- **Exercise**:
Search the entries below. Return every line that has "casa" in it.

::::::::::

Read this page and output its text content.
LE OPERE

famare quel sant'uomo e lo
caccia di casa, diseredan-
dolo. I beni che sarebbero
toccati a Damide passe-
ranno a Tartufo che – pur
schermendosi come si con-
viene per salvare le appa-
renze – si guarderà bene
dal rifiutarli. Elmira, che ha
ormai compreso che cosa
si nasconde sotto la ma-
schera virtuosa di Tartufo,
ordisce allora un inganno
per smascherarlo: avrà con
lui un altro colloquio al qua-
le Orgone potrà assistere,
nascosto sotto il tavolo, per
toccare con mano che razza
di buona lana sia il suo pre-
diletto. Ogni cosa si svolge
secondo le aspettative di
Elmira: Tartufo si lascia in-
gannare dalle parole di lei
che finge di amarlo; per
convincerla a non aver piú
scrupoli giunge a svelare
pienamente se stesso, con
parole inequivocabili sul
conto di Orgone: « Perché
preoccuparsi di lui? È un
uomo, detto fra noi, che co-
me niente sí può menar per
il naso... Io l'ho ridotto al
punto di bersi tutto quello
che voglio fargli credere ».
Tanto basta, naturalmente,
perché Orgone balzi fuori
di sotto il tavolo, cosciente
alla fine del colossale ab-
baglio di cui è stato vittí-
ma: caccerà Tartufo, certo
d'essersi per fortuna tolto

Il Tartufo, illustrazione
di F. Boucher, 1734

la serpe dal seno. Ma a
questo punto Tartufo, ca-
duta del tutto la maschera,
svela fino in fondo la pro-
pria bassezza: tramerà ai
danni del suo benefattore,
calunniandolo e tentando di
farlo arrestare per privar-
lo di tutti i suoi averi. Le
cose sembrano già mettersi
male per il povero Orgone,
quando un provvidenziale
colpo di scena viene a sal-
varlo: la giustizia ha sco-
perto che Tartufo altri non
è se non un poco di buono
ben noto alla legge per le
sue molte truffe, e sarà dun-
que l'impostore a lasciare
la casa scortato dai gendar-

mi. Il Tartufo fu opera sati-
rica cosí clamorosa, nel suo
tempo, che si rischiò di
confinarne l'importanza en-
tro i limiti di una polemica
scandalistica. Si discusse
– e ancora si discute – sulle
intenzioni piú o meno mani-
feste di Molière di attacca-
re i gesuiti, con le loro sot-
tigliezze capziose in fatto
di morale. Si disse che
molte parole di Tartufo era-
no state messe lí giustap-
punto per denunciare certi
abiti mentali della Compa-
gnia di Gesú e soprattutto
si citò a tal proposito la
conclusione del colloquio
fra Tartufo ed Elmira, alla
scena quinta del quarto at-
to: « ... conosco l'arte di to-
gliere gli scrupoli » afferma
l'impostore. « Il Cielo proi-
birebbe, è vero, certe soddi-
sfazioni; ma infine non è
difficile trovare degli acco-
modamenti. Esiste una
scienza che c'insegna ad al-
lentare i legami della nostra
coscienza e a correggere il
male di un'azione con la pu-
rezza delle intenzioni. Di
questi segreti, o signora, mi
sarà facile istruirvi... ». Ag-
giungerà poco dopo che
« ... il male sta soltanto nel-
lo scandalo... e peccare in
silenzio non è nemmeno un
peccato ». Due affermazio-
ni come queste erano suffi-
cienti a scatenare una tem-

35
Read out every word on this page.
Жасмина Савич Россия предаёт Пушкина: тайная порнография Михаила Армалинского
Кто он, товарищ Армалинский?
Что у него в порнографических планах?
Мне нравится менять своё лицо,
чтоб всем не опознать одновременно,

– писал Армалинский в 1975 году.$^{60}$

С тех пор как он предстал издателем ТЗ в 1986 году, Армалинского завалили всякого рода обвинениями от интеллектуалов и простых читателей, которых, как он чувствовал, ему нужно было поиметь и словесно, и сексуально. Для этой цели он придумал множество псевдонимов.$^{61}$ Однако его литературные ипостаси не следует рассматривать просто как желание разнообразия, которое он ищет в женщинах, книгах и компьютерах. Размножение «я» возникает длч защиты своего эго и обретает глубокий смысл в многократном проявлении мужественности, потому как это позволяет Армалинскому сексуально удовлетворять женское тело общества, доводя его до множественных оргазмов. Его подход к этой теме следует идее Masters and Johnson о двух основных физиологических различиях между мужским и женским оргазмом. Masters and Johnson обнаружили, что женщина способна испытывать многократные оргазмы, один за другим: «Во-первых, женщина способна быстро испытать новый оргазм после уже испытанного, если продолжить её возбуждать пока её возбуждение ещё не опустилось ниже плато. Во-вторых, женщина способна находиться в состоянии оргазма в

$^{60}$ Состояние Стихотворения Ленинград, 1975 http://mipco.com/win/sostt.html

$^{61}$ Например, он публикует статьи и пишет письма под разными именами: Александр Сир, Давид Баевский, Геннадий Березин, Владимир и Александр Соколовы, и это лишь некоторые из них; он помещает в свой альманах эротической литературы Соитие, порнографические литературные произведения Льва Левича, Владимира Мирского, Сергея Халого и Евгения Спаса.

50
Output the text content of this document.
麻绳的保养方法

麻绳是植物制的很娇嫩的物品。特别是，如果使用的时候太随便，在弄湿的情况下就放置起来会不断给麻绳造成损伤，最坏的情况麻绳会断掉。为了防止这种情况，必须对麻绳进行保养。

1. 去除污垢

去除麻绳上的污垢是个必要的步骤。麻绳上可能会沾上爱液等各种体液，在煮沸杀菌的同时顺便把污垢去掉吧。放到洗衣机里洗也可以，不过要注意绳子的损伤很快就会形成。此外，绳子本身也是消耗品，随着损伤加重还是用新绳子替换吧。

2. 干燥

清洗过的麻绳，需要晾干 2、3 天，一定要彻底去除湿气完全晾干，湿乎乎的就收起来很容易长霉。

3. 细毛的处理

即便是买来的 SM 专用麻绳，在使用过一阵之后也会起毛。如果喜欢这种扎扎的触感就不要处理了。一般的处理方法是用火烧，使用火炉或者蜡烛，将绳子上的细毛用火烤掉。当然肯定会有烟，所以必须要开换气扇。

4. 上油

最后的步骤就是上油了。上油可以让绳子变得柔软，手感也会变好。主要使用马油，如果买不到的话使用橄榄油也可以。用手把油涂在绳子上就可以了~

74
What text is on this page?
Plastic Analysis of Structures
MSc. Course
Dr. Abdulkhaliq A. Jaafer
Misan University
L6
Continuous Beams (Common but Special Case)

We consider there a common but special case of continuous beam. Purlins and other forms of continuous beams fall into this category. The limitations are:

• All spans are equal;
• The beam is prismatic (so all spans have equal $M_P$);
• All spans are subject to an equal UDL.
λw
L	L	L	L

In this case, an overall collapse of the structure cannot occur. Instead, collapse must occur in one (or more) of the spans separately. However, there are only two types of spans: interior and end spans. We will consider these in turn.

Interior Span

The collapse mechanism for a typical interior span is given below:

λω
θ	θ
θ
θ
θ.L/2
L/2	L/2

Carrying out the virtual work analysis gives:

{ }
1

::::::::::

- **Written reply**:
caccia di casa, diseredan-
la casa scortato dai gendar-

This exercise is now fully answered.